### SHORT PROBLEM
Without the pictures, give the entries below again exactly as written.

===============

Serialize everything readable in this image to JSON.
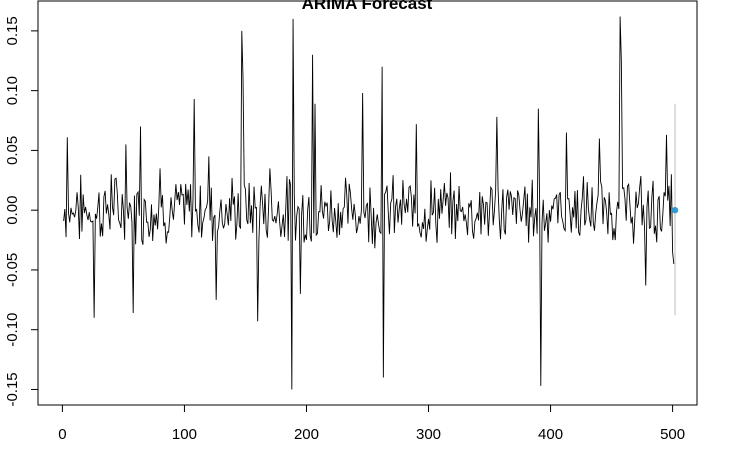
{
  "chart_data": {
    "type": "line",
    "title": "ARIMA Forecast",
    "xlabel": "",
    "ylabel": "",
    "xlim": [
      -20,
      520
    ],
    "ylim": [
      -0.163,
      0.175
    ],
    "x_ticks": [
      0,
      100,
      200,
      300,
      400,
      500
    ],
    "y_ticks": [
      -0.15,
      -0.1,
      -0.05,
      0.0,
      0.05,
      0.1,
      0.15
    ],
    "x_tick_labels": [
      "0",
      "100",
      "200",
      "300",
      "400",
      "500"
    ],
    "y_tick_labels": [
      "-0.15",
      "-0.10",
      "-0.05",
      "0.00",
      "0.05",
      "0.10",
      "0.15"
    ],
    "grid": false,
    "series": [
      {
        "color": "#000000",
        "x_start": 1,
        "x_step": 1,
        "anchors": [
          [
            1,
            -0.009
          ],
          [
            4,
            0.061
          ],
          [
            12,
            0.015
          ],
          [
            26,
            -0.09
          ],
          [
            40,
            0.03
          ],
          [
            52,
            0.055
          ],
          [
            58,
            -0.086
          ],
          [
            64,
            0.07
          ],
          [
            80,
            0.035
          ],
          [
            108,
            0.093
          ],
          [
            120,
            0.045
          ],
          [
            126,
            -0.075
          ],
          [
            147,
            0.15
          ],
          [
            148,
            0.11
          ],
          [
            160,
            -0.093
          ],
          [
            170,
            0.035
          ],
          [
            188,
            -0.15
          ],
          [
            189,
            0.16
          ],
          [
            195,
            -0.07
          ],
          [
            205,
            0.13
          ],
          [
            207,
            0.089
          ],
          [
            246,
            0.098
          ],
          [
            262,
            0.12
          ],
          [
            263,
            -0.14
          ],
          [
            290,
            0.072
          ],
          [
            356,
            0.078
          ],
          [
            390,
            0.085
          ],
          [
            392,
            -0.147
          ],
          [
            413,
            0.065
          ],
          [
            440,
            0.06
          ],
          [
            457,
            0.162
          ],
          [
            458,
            0.125
          ],
          [
            478,
            -0.063
          ],
          [
            495,
            0.063
          ],
          [
            499,
            0.03
          ],
          [
            500,
            -0.035
          ],
          [
            501,
            -0.045
          ]
        ],
        "seed": 7,
        "amplitude": 0.022
      }
    ],
    "forecast": {
      "x": 502,
      "value": 0.0,
      "lower": -0.088,
      "upper": 0.089,
      "point_color": "#2e9bd6",
      "interval_color": "#bdbdbd"
    }
  }
}
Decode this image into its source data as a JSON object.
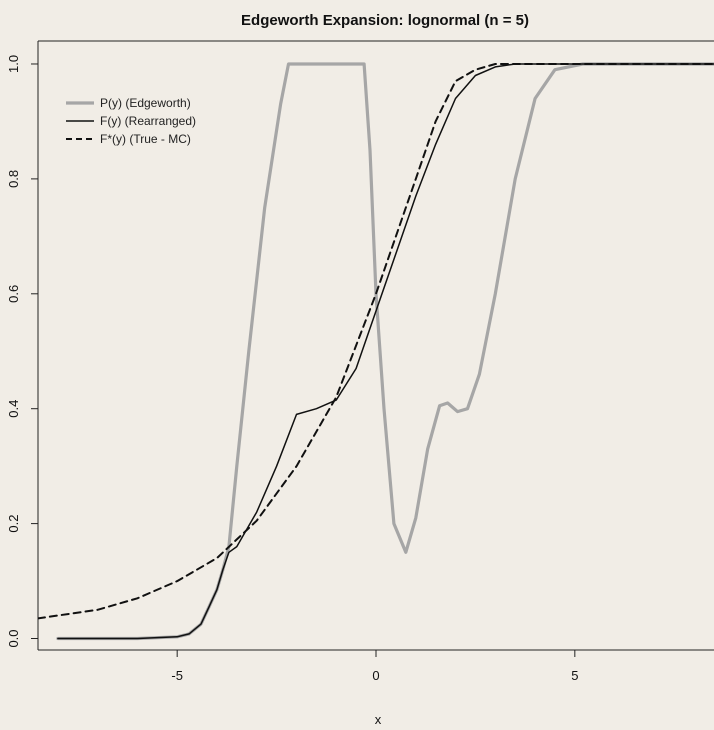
{
  "chart_data": {
    "type": "line",
    "title": "Edgeworth Expansion: lognormal (n = 5)",
    "xlabel": "x",
    "ylabel": "",
    "xlim": [
      -8.5,
      8.5
    ],
    "ylim": [
      -0.02,
      1.04
    ],
    "xticks": [
      -5,
      0,
      5
    ],
    "xtick_labels": [
      "-5",
      "0",
      "5"
    ],
    "yticks": [
      0.0,
      0.2,
      0.4,
      0.6,
      0.8,
      1.0
    ],
    "ytick_labels": [
      "0.0",
      "0.2",
      "0.4",
      "0.6",
      "0.8",
      "1.0"
    ],
    "grid": false,
    "legend_position": "top-left",
    "series": [
      {
        "name": "P(y) (Edgeworth)",
        "color": "#a6a6a6",
        "style": "solid-thick",
        "points": [
          [
            -8,
            0
          ],
          [
            -6,
            0
          ],
          [
            -5,
            0.003
          ],
          [
            -4.7,
            0.008
          ],
          [
            -4.4,
            0.025
          ],
          [
            -4.2,
            0.055
          ],
          [
            -4,
            0.085
          ],
          [
            -3.85,
            0.12
          ],
          [
            -3.7,
            0.16
          ],
          [
            -3.5,
            0.3
          ],
          [
            -3.2,
            0.5
          ],
          [
            -2.8,
            0.75
          ],
          [
            -2.4,
            0.93
          ],
          [
            -2.2,
            1
          ],
          [
            -1.8,
            1
          ],
          [
            -1,
            1
          ],
          [
            -0.3,
            1
          ],
          [
            -0.15,
            0.85
          ],
          [
            0,
            0.6
          ],
          [
            0.2,
            0.4
          ],
          [
            0.45,
            0.2
          ],
          [
            0.75,
            0.15
          ],
          [
            1,
            0.21
          ],
          [
            1.3,
            0.33
          ],
          [
            1.6,
            0.405
          ],
          [
            1.8,
            0.41
          ],
          [
            2.05,
            0.395
          ],
          [
            2.3,
            0.4
          ],
          [
            2.6,
            0.46
          ],
          [
            3,
            0.6
          ],
          [
            3.5,
            0.8
          ],
          [
            4,
            0.94
          ],
          [
            4.5,
            0.99
          ],
          [
            5.2,
            1
          ],
          [
            6,
            1
          ],
          [
            8.5,
            1
          ]
        ]
      },
      {
        "name": "F(y) (Rearranged)",
        "color": "#111111",
        "style": "solid",
        "points": [
          [
            -8,
            0
          ],
          [
            -6,
            0
          ],
          [
            -5,
            0.003
          ],
          [
            -4.7,
            0.008
          ],
          [
            -4.4,
            0.025
          ],
          [
            -4.2,
            0.055
          ],
          [
            -4,
            0.085
          ],
          [
            -3.85,
            0.12
          ],
          [
            -3.7,
            0.15
          ],
          [
            -3.5,
            0.16
          ],
          [
            -3,
            0.22
          ],
          [
            -2.5,
            0.3
          ],
          [
            -2,
            0.39
          ],
          [
            -1.5,
            0.4
          ],
          [
            -1,
            0.415
          ],
          [
            -0.5,
            0.47
          ],
          [
            0,
            0.57
          ],
          [
            0.5,
            0.67
          ],
          [
            1,
            0.77
          ],
          [
            1.5,
            0.86
          ],
          [
            2,
            0.94
          ],
          [
            2.5,
            0.98
          ],
          [
            3,
            0.995
          ],
          [
            3.5,
            1
          ],
          [
            8.5,
            1
          ]
        ]
      },
      {
        "name": "F*(y) (True - MC)",
        "color": "#111111",
        "style": "dashed",
        "points": [
          [
            -8.5,
            0.035
          ],
          [
            -8,
            0.04
          ],
          [
            -7,
            0.05
          ],
          [
            -6,
            0.07
          ],
          [
            -5,
            0.1
          ],
          [
            -4,
            0.14
          ],
          [
            -3,
            0.205
          ],
          [
            -2,
            0.3
          ],
          [
            -1,
            0.42
          ],
          [
            0,
            0.6
          ],
          [
            0.5,
            0.7
          ],
          [
            1,
            0.8
          ],
          [
            1.5,
            0.9
          ],
          [
            2,
            0.97
          ],
          [
            2.5,
            0.99
          ],
          [
            3,
            1
          ],
          [
            8.5,
            1
          ]
        ]
      }
    ]
  }
}
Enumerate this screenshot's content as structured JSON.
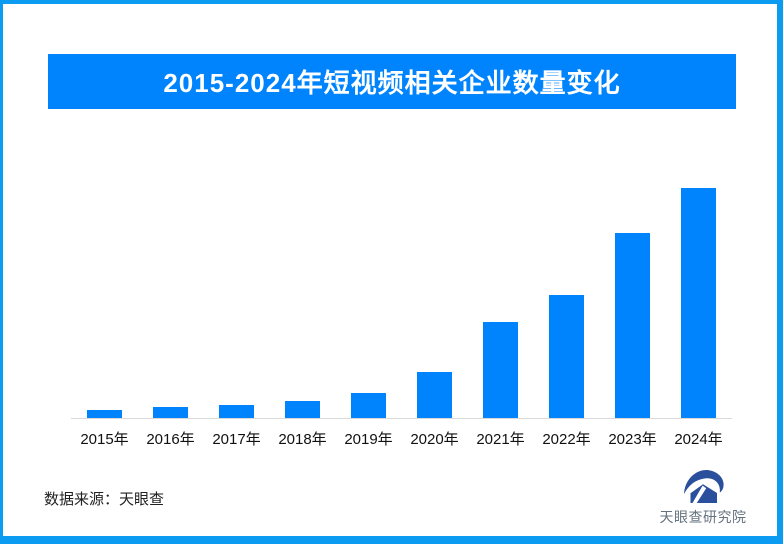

===============

### RESULT OF THE EXERCISE
Serialize everything readable in this image to JSON.
{
  "chart_data": {
    "type": "line",
    "title": "ARIMA Forecast",
    "xlabel": "",
    "ylabel": "",
    "xlim": [
      -20,
      520
    ],
    "ylim": [
      -0.163,
      0.175
    ],
    "x_ticks": [
      0,
      100,
      200,
      300,
      400,
      500
    ],
    "y_ticks": [
      -0.15,
      -0.1,
      -0.05,
      0.0,
      0.05,
      0.1,
      0.15
    ],
    "x_tick_labels": [
      "0",
      "100",
      "200",
      "300",
      "400",
      "500"
    ],
    "y_tick_labels": [
      "-0.15",
      "-0.10",
      "-0.05",
      "0.00",
      "0.05",
      "0.10",
      "0.15"
    ],
    "grid": false,
    "series": [
      {
        "color": "#000000",
        "x_start": 1,
        "x_step": 1,
        "anchors": [
          [
            1,
            -0.009
          ],
          [
            4,
            0.061
          ],
          [
            12,
            0.015
          ],
          [
            26,
            -0.09
          ],
          [
            40,
            0.03
          ],
          [
            52,
            0.055
          ],
          [
            58,
            -0.086
          ],
          [
            64,
            0.07
          ],
          [
            80,
            0.035
          ],
          [
            108,
            0.093
          ],
          [
            120,
            0.045
          ],
          [
            126,
            -0.075
          ],
          [
            147,
            0.15
          ],
          [
            148,
            0.11
          ],
          [
            160,
            -0.093
          ],
          [
            170,
            0.035
          ],
          [
            188,
            -0.15
          ],
          [
            189,
            0.16
          ],
          [
            195,
            -0.07
          ],
          [
            205,
            0.13
          ],
          [
            207,
            0.089
          ],
          [
            246,
            0.098
          ],
          [
            262,
            0.12
          ],
          [
            263,
            -0.14
          ],
          [
            290,
            0.072
          ],
          [
            356,
            0.078
          ],
          [
            390,
            0.085
          ],
          [
            392,
            -0.147
          ],
          [
            413,
            0.065
          ],
          [
            440,
            0.06
          ],
          [
            457,
            0.162
          ],
          [
            458,
            0.125
          ],
          [
            478,
            -0.063
          ],
          [
            495,
            0.063
          ],
          [
            499,
            0.03
          ],
          [
            500,
            -0.035
          ],
          [
            501,
            -0.045
          ]
        ],
        "seed": 7,
        "amplitude": 0.022
      }
    ],
    "forecast": {
      "x": 502,
      "value": 0.0,
      "lower": -0.088,
      "upper": 0.089,
      "point_color": "#2e9bd6",
      "interval_color": "#bdbdbd"
    }
  }
}
Decode this image into its source data as a JSON object.
{
  "chart_data": {
    "type": "line",
    "title": "Edgeworth Expansion: lognormal (n = 5)",
    "xlabel": "x",
    "ylabel": "",
    "xlim": [
      -8.5,
      8.5
    ],
    "ylim": [
      -0.02,
      1.04
    ],
    "xticks": [
      -5,
      0,
      5
    ],
    "xtick_labels": [
      "-5",
      "0",
      "5"
    ],
    "yticks": [
      0.0,
      0.2,
      0.4,
      0.6,
      0.8,
      1.0
    ],
    "ytick_labels": [
      "0.0",
      "0.2",
      "0.4",
      "0.6",
      "0.8",
      "1.0"
    ],
    "grid": false,
    "legend_position": "top-left",
    "series": [
      {
        "name": "P(y) (Edgeworth)",
        "color": "#a6a6a6",
        "style": "solid-thick",
        "points": [
          [
            -8,
            0
          ],
          [
            -6,
            0
          ],
          [
            -5,
            0.003
          ],
          [
            -4.7,
            0.008
          ],
          [
            -4.4,
            0.025
          ],
          [
            -4.2,
            0.055
          ],
          [
            -4,
            0.085
          ],
          [
            -3.85,
            0.12
          ],
          [
            -3.7,
            0.16
          ],
          [
            -3.5,
            0.3
          ],
          [
            -3.2,
            0.5
          ],
          [
            -2.8,
            0.75
          ],
          [
            -2.4,
            0.93
          ],
          [
            -2.2,
            1
          ],
          [
            -1.8,
            1
          ],
          [
            -1,
            1
          ],
          [
            -0.3,
            1
          ],
          [
            -0.15,
            0.85
          ],
          [
            0,
            0.6
          ],
          [
            0.2,
            0.4
          ],
          [
            0.45,
            0.2
          ],
          [
            0.75,
            0.15
          ],
          [
            1,
            0.21
          ],
          [
            1.3,
            0.33
          ],
          [
            1.6,
            0.405
          ],
          [
            1.8,
            0.41
          ],
          [
            2.05,
            0.395
          ],
          [
            2.3,
            0.4
          ],
          [
            2.6,
            0.46
          ],
          [
            3,
            0.6
          ],
          [
            3.5,
            0.8
          ],
          [
            4,
            0.94
          ],
          [
            4.5,
            0.99
          ],
          [
            5.2,
            1
          ],
          [
            6,
            1
          ],
          [
            8.5,
            1
          ]
        ]
      },
      {
        "name": "F(y) (Rearranged)",
        "color": "#111111",
        "style": "solid",
        "points": [
          [
            -8,
            0
          ],
          [
            -6,
            0
          ],
          [
            -5,
            0.003
          ],
          [
            -4.7,
            0.008
          ],
          [
            -4.4,
            0.025
          ],
          [
            -4.2,
            0.055
          ],
          [
            -4,
            0.085
          ],
          [
            -3.85,
            0.12
          ],
          [
            -3.7,
            0.15
          ],
          [
            -3.5,
            0.16
          ],
          [
            -3,
            0.22
          ],
          [
            -2.5,
            0.3
          ],
          [
            -2,
            0.39
          ],
          [
            -1.5,
            0.4
          ],
          [
            -1,
            0.415
          ],
          [
            -0.5,
            0.47
          ],
          [
            0,
            0.57
          ],
          [
            0.5,
            0.67
          ],
          [
            1,
            0.77
          ],
          [
            1.5,
            0.86
          ],
          [
            2,
            0.94
          ],
          [
            2.5,
            0.98
          ],
          [
            3,
            0.995
          ],
          [
            3.5,
            1
          ],
          [
            8.5,
            1
          ]
        ]
      },
      {
        "name": "F*(y) (True - MC)",
        "color": "#111111",
        "style": "dashed",
        "points": [
          [
            -8.5,
            0.035
          ],
          [
            -8,
            0.04
          ],
          [
            -7,
            0.05
          ],
          [
            -6,
            0.07
          ],
          [
            -5,
            0.1
          ],
          [
            -4,
            0.14
          ],
          [
            -3,
            0.205
          ],
          [
            -2,
            0.3
          ],
          [
            -1,
            0.42
          ],
          [
            0,
            0.6
          ],
          [
            0.5,
            0.7
          ],
          [
            1,
            0.8
          ],
          [
            1.5,
            0.9
          ],
          [
            2,
            0.97
          ],
          [
            2.5,
            0.99
          ],
          [
            3,
            1
          ],
          [
            8.5,
            1
          ]
        ]
      }
    ]
  }
}
Enumerate this screenshot's content as structured JSON.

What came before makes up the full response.